Entries with figure data
* * * * * * * * *
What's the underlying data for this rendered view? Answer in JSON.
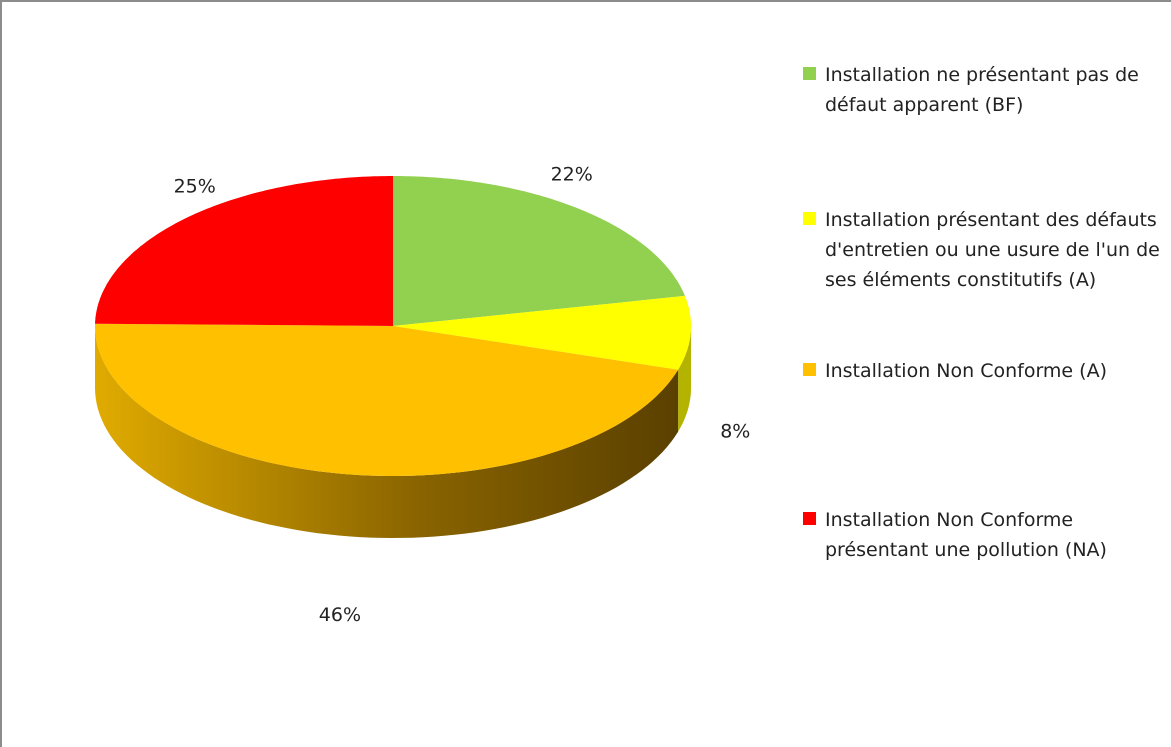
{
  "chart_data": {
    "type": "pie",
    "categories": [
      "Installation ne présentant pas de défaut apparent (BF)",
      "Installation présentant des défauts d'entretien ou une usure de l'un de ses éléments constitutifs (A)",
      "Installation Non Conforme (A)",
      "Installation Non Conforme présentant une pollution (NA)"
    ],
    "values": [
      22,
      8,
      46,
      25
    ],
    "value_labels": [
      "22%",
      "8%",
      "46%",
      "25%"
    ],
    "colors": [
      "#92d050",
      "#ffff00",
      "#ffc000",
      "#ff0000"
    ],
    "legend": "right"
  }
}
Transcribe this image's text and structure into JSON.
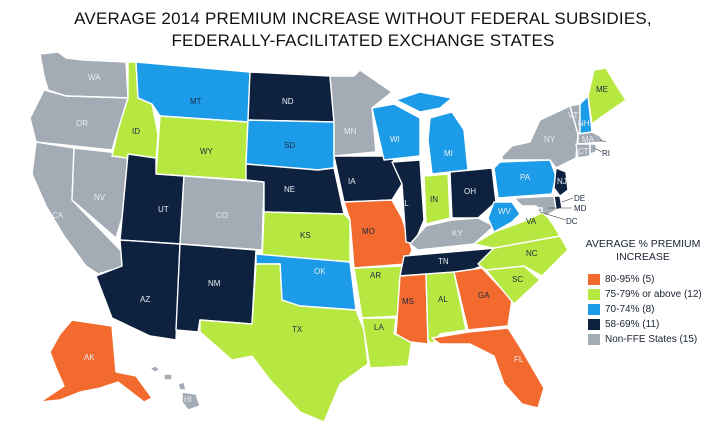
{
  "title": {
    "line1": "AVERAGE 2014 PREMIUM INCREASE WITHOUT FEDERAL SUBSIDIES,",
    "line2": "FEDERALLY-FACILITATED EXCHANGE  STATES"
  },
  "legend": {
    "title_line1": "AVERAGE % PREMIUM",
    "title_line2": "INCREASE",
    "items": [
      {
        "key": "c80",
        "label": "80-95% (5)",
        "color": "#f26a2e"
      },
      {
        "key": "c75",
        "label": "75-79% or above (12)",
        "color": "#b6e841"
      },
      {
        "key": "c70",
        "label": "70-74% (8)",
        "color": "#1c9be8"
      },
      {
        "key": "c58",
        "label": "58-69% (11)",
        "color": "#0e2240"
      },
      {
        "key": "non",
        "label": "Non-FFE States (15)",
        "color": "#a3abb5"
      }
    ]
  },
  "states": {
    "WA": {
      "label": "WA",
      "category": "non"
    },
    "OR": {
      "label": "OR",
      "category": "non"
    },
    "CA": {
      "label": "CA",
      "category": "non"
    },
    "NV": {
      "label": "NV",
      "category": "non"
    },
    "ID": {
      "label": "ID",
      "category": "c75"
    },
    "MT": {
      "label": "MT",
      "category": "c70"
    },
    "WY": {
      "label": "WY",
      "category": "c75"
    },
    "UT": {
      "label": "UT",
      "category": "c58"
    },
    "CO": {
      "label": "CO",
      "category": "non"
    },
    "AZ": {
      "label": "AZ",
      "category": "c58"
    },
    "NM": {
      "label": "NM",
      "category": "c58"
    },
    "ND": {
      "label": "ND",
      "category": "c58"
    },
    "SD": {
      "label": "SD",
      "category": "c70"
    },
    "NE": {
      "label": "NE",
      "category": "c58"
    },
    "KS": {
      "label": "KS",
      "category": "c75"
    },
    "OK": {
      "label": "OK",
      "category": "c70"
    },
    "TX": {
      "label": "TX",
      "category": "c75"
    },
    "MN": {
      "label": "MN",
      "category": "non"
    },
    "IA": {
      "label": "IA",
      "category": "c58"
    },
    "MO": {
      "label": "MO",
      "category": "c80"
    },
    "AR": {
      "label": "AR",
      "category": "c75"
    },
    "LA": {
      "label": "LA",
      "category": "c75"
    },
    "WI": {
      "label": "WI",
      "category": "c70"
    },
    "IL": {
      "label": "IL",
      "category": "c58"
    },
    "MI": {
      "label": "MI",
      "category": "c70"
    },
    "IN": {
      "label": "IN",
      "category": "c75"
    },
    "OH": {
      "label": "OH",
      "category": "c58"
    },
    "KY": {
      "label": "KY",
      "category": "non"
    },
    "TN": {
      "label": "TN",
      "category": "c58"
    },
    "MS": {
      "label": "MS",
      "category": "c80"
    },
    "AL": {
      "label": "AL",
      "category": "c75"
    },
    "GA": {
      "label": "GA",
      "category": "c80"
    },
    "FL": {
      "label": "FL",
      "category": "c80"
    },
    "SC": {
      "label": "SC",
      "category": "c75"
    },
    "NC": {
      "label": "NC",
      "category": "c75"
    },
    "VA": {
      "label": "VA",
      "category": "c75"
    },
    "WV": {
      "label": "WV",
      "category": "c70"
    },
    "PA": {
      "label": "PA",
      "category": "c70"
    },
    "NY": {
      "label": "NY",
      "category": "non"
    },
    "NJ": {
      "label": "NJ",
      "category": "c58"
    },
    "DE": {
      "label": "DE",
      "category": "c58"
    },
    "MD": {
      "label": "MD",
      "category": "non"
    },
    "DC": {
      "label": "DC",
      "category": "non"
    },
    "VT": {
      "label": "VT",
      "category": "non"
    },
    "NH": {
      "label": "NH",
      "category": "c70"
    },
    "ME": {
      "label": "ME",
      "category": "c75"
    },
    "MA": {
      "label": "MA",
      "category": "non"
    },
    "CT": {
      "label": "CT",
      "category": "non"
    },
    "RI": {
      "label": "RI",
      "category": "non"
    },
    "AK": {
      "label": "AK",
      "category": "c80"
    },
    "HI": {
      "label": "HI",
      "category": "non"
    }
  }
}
* * * * * * * * *
Will you set down the records word for word while leaving out every picture?

What's the underlying data for this rendered view? Answer in JSON.
{
  "chart_data": {
    "type": "pie",
    "categories": [
      "Installation ne présentant pas de défaut apparent (BF)",
      "Installation présentant des défauts d'entretien ou une usure de l'un de ses éléments constitutifs (A)",
      "Installation Non Conforme (A)",
      "Installation Non Conforme présentant une pollution (NA)"
    ],
    "values": [
      22,
      8,
      46,
      25
    ],
    "value_labels": [
      "22%",
      "8%",
      "46%",
      "25%"
    ],
    "colors": [
      "#92d050",
      "#ffff00",
      "#ffc000",
      "#ff0000"
    ],
    "legend": "right"
  }
}
Transcribe this image's text and structure into JSON.
{
  "title": {
    "line1": "AVERAGE 2014 PREMIUM INCREASE WITHOUT FEDERAL SUBSIDIES,",
    "line2": "FEDERALLY-FACILITATED EXCHANGE  STATES"
  },
  "legend": {
    "title_line1": "AVERAGE % PREMIUM",
    "title_line2": "INCREASE",
    "items": [
      {
        "key": "c80",
        "label": "80-95% (5)",
        "color": "#f26a2e"
      },
      {
        "key": "c75",
        "label": "75-79% or above (12)",
        "color": "#b6e841"
      },
      {
        "key": "c70",
        "label": "70-74% (8)",
        "color": "#1c9be8"
      },
      {
        "key": "c58",
        "label": "58-69% (11)",
        "color": "#0e2240"
      },
      {
        "key": "non",
        "label": "Non-FFE States (15)",
        "color": "#a3abb5"
      }
    ]
  },
  "states": {
    "WA": {
      "label": "WA",
      "category": "non"
    },
    "OR": {
      "label": "OR",
      "category": "non"
    },
    "CA": {
      "label": "CA",
      "category": "non"
    },
    "NV": {
      "label": "NV",
      "category": "non"
    },
    "ID": {
      "label": "ID",
      "category": "c75"
    },
    "MT": {
      "label": "MT",
      "category": "c70"
    },
    "WY": {
      "label": "WY",
      "category": "c75"
    },
    "UT": {
      "label": "UT",
      "category": "c58"
    },
    "CO": {
      "label": "CO",
      "category": "non"
    },
    "AZ": {
      "label": "AZ",
      "category": "c58"
    },
    "NM": {
      "label": "NM",
      "category": "c58"
    },
    "ND": {
      "label": "ND",
      "category": "c58"
    },
    "SD": {
      "label": "SD",
      "category": "c70"
    },
    "NE": {
      "label": "NE",
      "category": "c58"
    },
    "KS": {
      "label": "KS",
      "category": "c75"
    },
    "OK": {
      "label": "OK",
      "category": "c70"
    },
    "TX": {
      "label": "TX",
      "category": "c75"
    },
    "MN": {
      "label": "MN",
      "category": "non"
    },
    "IA": {
      "label": "IA",
      "category": "c58"
    },
    "MO": {
      "label": "MO",
      "category": "c80"
    },
    "AR": {
      "label": "AR",
      "category": "c75"
    },
    "LA": {
      "label": "LA",
      "category": "c75"
    },
    "WI": {
      "label": "WI",
      "category": "c70"
    },
    "IL": {
      "label": "IL",
      "category": "c58"
    },
    "MI": {
      "label": "MI",
      "category": "c70"
    },
    "IN": {
      "label": "IN",
      "category": "c75"
    },
    "OH": {
      "label": "OH",
      "category": "c58"
    },
    "KY": {
      "label": "KY",
      "category": "non"
    },
    "TN": {
      "label": "TN",
      "category": "c58"
    },
    "MS": {
      "label": "MS",
      "category": "c80"
    },
    "AL": {
      "label": "AL",
      "category": "c75"
    },
    "GA": {
      "label": "GA",
      "category": "c80"
    },
    "FL": {
      "label": "FL",
      "category": "c80"
    },
    "SC": {
      "label": "SC",
      "category": "c75"
    },
    "NC": {
      "label": "NC",
      "category": "c75"
    },
    "VA": {
      "label": "VA",
      "category": "c75"
    },
    "WV": {
      "label": "WV",
      "category": "c70"
    },
    "PA": {
      "label": "PA",
      "category": "c70"
    },
    "NY": {
      "label": "NY",
      "category": "non"
    },
    "NJ": {
      "label": "NJ",
      "category": "c58"
    },
    "DE": {
      "label": "DE",
      "category": "c58"
    },
    "MD": {
      "label": "MD",
      "category": "non"
    },
    "DC": {
      "label": "DC",
      "category": "non"
    },
    "VT": {
      "label": "VT",
      "category": "non"
    },
    "NH": {
      "label": "NH",
      "category": "c70"
    },
    "ME": {
      "label": "ME",
      "category": "c75"
    },
    "MA": {
      "label": "MA",
      "category": "non"
    },
    "CT": {
      "label": "CT",
      "category": "non"
    },
    "RI": {
      "label": "RI",
      "category": "non"
    },
    "AK": {
      "label": "AK",
      "category": "c80"
    },
    "HI": {
      "label": "HI",
      "category": "non"
    }
  }
}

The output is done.